## Begin
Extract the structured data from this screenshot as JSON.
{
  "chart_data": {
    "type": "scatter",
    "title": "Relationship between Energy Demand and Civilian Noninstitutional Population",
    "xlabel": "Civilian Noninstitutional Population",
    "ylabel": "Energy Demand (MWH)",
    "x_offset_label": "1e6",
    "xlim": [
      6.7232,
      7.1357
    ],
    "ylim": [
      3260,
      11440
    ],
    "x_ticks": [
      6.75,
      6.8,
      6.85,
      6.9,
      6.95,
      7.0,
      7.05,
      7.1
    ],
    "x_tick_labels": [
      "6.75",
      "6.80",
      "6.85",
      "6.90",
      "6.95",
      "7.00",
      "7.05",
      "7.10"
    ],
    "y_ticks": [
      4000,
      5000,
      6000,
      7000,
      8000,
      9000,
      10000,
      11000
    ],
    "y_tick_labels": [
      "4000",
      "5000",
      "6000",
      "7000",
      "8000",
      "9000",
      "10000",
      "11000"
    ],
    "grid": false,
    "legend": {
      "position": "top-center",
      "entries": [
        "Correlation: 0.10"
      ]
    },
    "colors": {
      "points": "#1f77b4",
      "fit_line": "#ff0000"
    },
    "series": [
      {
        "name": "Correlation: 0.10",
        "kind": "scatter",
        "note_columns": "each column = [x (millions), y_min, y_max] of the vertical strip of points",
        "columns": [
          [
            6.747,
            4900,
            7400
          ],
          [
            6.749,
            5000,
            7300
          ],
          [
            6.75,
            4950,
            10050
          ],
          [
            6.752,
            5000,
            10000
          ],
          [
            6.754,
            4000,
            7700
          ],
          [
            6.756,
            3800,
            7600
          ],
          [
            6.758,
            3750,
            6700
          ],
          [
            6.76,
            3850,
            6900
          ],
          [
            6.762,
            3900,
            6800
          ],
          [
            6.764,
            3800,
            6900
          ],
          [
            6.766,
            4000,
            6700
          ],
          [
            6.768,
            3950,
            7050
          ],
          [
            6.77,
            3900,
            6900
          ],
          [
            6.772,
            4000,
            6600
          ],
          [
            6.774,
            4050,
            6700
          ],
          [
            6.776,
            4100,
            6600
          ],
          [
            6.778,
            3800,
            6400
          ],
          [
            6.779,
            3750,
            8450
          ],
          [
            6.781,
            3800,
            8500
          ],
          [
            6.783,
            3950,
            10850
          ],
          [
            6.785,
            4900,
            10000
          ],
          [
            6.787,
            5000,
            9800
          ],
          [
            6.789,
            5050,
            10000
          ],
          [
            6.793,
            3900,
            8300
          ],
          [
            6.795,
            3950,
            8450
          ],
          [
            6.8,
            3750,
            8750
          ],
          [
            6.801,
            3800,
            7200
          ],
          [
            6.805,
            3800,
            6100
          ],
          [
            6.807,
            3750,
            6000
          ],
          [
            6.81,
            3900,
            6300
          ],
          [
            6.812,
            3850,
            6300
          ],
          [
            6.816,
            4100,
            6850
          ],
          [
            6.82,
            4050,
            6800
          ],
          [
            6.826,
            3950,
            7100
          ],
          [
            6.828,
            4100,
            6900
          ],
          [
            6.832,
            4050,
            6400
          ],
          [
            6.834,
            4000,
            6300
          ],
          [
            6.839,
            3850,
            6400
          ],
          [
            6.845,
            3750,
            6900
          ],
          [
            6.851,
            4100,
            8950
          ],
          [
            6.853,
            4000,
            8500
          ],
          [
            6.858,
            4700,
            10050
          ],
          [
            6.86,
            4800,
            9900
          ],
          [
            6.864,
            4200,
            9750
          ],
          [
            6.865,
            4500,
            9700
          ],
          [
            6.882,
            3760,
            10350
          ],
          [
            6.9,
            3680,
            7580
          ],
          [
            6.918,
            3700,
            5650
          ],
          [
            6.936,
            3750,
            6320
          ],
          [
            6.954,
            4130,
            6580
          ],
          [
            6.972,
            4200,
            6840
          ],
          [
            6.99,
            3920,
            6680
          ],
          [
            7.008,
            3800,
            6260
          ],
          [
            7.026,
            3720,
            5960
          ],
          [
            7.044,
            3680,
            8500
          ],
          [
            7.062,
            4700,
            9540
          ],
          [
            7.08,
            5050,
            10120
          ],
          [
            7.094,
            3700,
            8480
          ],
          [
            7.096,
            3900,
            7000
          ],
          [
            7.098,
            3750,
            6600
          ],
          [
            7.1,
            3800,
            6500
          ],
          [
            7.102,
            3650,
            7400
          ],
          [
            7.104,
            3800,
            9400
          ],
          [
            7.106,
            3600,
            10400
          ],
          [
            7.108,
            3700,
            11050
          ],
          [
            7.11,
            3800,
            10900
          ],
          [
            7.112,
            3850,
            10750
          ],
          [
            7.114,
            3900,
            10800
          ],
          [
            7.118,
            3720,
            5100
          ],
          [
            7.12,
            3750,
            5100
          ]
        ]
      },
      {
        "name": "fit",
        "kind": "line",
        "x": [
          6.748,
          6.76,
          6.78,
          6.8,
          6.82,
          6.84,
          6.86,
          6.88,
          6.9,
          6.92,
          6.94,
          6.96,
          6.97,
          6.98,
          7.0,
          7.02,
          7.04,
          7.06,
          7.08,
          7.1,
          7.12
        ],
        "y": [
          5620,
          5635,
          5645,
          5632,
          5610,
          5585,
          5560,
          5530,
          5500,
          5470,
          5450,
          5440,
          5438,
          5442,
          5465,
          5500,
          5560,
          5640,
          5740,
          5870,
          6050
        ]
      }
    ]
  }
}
## End
**What you should do:**
Print the whole listing again, exactly.

**Completed exercise:**
Extract the structured data from this screenshot as JSON.
{
  "chart_data": {
    "type": "scatter",
    "title": "Relationship between Energy Demand and Civilian Noninstitutional Population",
    "xlabel": "Civilian Noninstitutional Population",
    "ylabel": "Energy Demand (MWH)",
    "x_offset_label": "1e6",
    "xlim": [
      6.7232,
      7.1357
    ],
    "ylim": [
      3260,
      11440
    ],
    "x_ticks": [
      6.75,
      6.8,
      6.85,
      6.9,
      6.95,
      7.0,
      7.05,
      7.1
    ],
    "x_tick_labels": [
      "6.75",
      "6.80",
      "6.85",
      "6.90",
      "6.95",
      "7.00",
      "7.05",
      "7.10"
    ],
    "y_ticks": [
      4000,
      5000,
      6000,
      7000,
      8000,
      9000,
      10000,
      11000
    ],
    "y_tick_labels": [
      "4000",
      "5000",
      "6000",
      "7000",
      "8000",
      "9000",
      "10000",
      "11000"
    ],
    "grid": false,
    "legend": {
      "position": "top-center",
      "entries": [
        "Correlation: 0.10"
      ]
    },
    "colors": {
      "points": "#1f77b4",
      "fit_line": "#ff0000"
    },
    "series": [
      {
        "name": "Correlation: 0.10",
        "kind": "scatter",
        "note_columns": "each column = [x (millions), y_min, y_max] of the vertical strip of points",
        "columns": [
          [
            6.747,
            4900,
            7400
          ],
          [
            6.749,
            5000,
            7300
          ],
          [
            6.75,
            4950,
            10050
          ],
          [
            6.752,
            5000,
            10000
          ],
          [
            6.754,
            4000,
            7700
          ],
          [
            6.756,
            3800,
            7600
          ],
          [
            6.758,
            3750,
            6700
          ],
          [
            6.76,
            3850,
            6900
          ],
          [
            6.762,
            3900,
            6800
          ],
          [
            6.764,
            3800,
            6900
          ],
          [
            6.766,
            4000,
            6700
          ],
          [
            6.768,
            3950,
            7050
          ],
          [
            6.77,
            3900,
            6900
          ],
          [
            6.772,
            4000,
            6600
          ],
          [
            6.774,
            4050,
            6700
          ],
          [
            6.776,
            4100,
            6600
          ],
          [
            6.778,
            3800,
            6400
          ],
          [
            6.779,
            3750,
            8450
          ],
          [
            6.781,
            3800,
            8500
          ],
          [
            6.783,
            3950,
            10850
          ],
          [
            6.785,
            4900,
            10000
          ],
          [
            6.787,
            5000,
            9800
          ],
          [
            6.789,
            5050,
            10000
          ],
          [
            6.793,
            3900,
            8300
          ],
          [
            6.795,
            3950,
            8450
          ],
          [
            6.8,
            3750,
            8750
          ],
          [
            6.801,
            3800,
            7200
          ],
          [
            6.805,
            3800,
            6100
          ],
          [
            6.807,
            3750,
            6000
          ],
          [
            6.81,
            3900,
            6300
          ],
          [
            6.812,
            3850,
            6300
          ],
          [
            6.816,
            4100,
            6850
          ],
          [
            6.82,
            4050,
            6800
          ],
          [
            6.826,
            3950,
            7100
          ],
          [
            6.828,
            4100,
            6900
          ],
          [
            6.832,
            4050,
            6400
          ],
          [
            6.834,
            4000,
            6300
          ],
          [
            6.839,
            3850,
            6400
          ],
          [
            6.845,
            3750,
            6900
          ],
          [
            6.851,
            4100,
            8950
          ],
          [
            6.853,
            4000,
            8500
          ],
          [
            6.858,
            4700,
            10050
          ],
          [
            6.86,
            4800,
            9900
          ],
          [
            6.864,
            4200,
            9750
          ],
          [
            6.865,
            4500,
            9700
          ],
          [
            6.882,
            3760,
            10350
          ],
          [
            6.9,
            3680,
            7580
          ],
          [
            6.918,
            3700,
            5650
          ],
          [
            6.936,
            3750,
            6320
          ],
          [
            6.954,
            4130,
            6580
          ],
          [
            6.972,
            4200,
            6840
          ],
          [
            6.99,
            3920,
            6680
          ],
          [
            7.008,
            3800,
            6260
          ],
          [
            7.026,
            3720,
            5960
          ],
          [
            7.044,
            3680,
            8500
          ],
          [
            7.062,
            4700,
            9540
          ],
          [
            7.08,
            5050,
            10120
          ],
          [
            7.094,
            3700,
            8480
          ],
          [
            7.096,
            3900,
            7000
          ],
          [
            7.098,
            3750,
            6600
          ],
          [
            7.1,
            3800,
            6500
          ],
          [
            7.102,
            3650,
            7400
          ],
          [
            7.104,
            3800,
            9400
          ],
          [
            7.106,
            3600,
            10400
          ],
          [
            7.108,
            3700,
            11050
          ],
          [
            7.11,
            3800,
            10900
          ],
          [
            7.112,
            3850,
            10750
          ],
          [
            7.114,
            3900,
            10800
          ],
          [
            7.118,
            3720,
            5100
          ],
          [
            7.12,
            3750,
            5100
          ]
        ]
      },
      {
        "name": "fit",
        "kind": "line",
        "x": [
          6.748,
          6.76,
          6.78,
          6.8,
          6.82,
          6.84,
          6.86,
          6.88,
          6.9,
          6.92,
          6.94,
          6.96,
          6.97,
          6.98,
          7.0,
          7.02,
          7.04,
          7.06,
          7.08,
          7.1,
          7.12
        ],
        "y": [
          5620,
          5635,
          5645,
          5632,
          5610,
          5585,
          5560,
          5530,
          5500,
          5470,
          5450,
          5440,
          5438,
          5442,
          5465,
          5500,
          5560,
          5640,
          5740,
          5870,
          6050
        ]
      }
    ]
  }
}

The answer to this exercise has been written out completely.